-- Start Listed entries --
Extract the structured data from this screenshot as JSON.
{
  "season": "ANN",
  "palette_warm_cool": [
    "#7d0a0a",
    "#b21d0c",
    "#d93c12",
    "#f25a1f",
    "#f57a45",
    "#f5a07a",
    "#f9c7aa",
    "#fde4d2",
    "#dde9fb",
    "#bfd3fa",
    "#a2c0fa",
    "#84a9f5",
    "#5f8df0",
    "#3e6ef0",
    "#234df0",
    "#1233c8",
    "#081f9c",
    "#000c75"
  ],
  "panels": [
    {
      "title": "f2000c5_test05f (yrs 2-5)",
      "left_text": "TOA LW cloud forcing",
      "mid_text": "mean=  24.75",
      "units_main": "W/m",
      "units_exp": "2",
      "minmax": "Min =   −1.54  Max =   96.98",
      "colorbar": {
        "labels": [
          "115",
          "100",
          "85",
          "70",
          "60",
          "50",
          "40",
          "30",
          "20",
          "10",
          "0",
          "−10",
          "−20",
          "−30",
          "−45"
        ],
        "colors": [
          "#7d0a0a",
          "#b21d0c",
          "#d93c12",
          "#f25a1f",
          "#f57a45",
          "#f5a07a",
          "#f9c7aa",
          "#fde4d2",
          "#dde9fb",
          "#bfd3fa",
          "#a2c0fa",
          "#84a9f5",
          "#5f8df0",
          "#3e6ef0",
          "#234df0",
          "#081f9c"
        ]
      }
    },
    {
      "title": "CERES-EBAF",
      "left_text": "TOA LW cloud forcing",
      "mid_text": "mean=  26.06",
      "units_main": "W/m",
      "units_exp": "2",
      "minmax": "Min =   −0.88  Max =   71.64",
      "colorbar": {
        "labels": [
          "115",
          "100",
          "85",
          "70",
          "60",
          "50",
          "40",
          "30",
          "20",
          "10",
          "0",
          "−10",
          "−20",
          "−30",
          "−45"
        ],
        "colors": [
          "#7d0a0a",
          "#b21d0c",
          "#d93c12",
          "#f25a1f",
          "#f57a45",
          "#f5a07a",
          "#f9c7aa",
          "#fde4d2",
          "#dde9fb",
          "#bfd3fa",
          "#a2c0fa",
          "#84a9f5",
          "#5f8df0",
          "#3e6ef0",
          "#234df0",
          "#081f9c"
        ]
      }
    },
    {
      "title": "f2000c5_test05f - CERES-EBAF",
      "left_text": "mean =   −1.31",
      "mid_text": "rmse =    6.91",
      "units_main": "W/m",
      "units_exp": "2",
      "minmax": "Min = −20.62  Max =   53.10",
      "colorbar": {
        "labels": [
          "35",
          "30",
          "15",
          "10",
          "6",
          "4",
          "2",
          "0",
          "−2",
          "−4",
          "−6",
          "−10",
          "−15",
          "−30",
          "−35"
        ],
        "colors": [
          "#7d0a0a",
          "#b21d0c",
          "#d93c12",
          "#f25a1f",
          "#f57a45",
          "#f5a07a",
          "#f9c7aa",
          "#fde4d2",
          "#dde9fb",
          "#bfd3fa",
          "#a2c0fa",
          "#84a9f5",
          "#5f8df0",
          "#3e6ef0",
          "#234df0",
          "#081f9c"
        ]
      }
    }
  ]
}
-- End Listed entries --
- _Exercise prompt_
Go through the data and return every record exactly.

- _Result of the exercise_
Extract the structured data from this screenshot as JSON.
{
  "season": "ANN",
  "palette_warm_cool": [
    "#7d0a0a",
    "#b21d0c",
    "#d93c12",
    "#f25a1f",
    "#f57a45",
    "#f5a07a",
    "#f9c7aa",
    "#fde4d2",
    "#dde9fb",
    "#bfd3fa",
    "#a2c0fa",
    "#84a9f5",
    "#5f8df0",
    "#3e6ef0",
    "#234df0",
    "#1233c8",
    "#081f9c",
    "#000c75"
  ],
  "panels": [
    {
      "title": "f2000c5_test05f (yrs 2-5)",
      "left_text": "TOA LW cloud forcing",
      "mid_text": "mean=  24.75",
      "units_main": "W/m",
      "units_exp": "2",
      "minmax": "Min =   −1.54  Max =   96.98",
      "colorbar": {
        "labels": [
          "115",
          "100",
          "85",
          "70",
          "60",
          "50",
          "40",
          "30",
          "20",
          "10",
          "0",
          "−10",
          "−20",
          "−30",
          "−45"
        ],
        "colors": [
          "#7d0a0a",
          "#b21d0c",
          "#d93c12",
          "#f25a1f",
          "#f57a45",
          "#f5a07a",
          "#f9c7aa",
          "#fde4d2",
          "#dde9fb",
          "#bfd3fa",
          "#a2c0fa",
          "#84a9f5",
          "#5f8df0",
          "#3e6ef0",
          "#234df0",
          "#081f9c"
        ]
      }
    },
    {
      "title": "CERES-EBAF",
      "left_text": "TOA LW cloud forcing",
      "mid_text": "mean=  26.06",
      "units_main": "W/m",
      "units_exp": "2",
      "minmax": "Min =   −0.88  Max =   71.64",
      "colorbar": {
        "labels": [
          "115",
          "100",
          "85",
          "70",
          "60",
          "50",
          "40",
          "30",
          "20",
          "10",
          "0",
          "−10",
          "−20",
          "−30",
          "−45"
        ],
        "colors": [
          "#7d0a0a",
          "#b21d0c",
          "#d93c12",
          "#f25a1f",
          "#f57a45",
          "#f5a07a",
          "#f9c7aa",
          "#fde4d2",
          "#dde9fb",
          "#bfd3fa",
          "#a2c0fa",
          "#84a9f5",
          "#5f8df0",
          "#3e6ef0",
          "#234df0",
          "#081f9c"
        ]
      }
    },
    {
      "title": "f2000c5_test05f - CERES-EBAF",
      "left_text": "mean =   −1.31",
      "mid_text": "rmse =    6.91",
      "units_main": "W/m",
      "units_exp": "2",
      "minmax": "Min = −20.62  Max =   53.10",
      "colorbar": {
        "labels": [
          "35",
          "30",
          "15",
          "10",
          "6",
          "4",
          "2",
          "0",
          "−2",
          "−4",
          "−6",
          "−10",
          "−15",
          "−30",
          "−35"
        ],
        "colors": [
          "#7d0a0a",
          "#b21d0c",
          "#d93c12",
          "#f25a1f",
          "#f57a45",
          "#f5a07a",
          "#f9c7aa",
          "#fde4d2",
          "#dde9fb",
          "#bfd3fa",
          "#a2c0fa",
          "#84a9f5",
          "#5f8df0",
          "#3e6ef0",
          "#234df0",
          "#081f9c"
        ]
      }
    }
  ]
}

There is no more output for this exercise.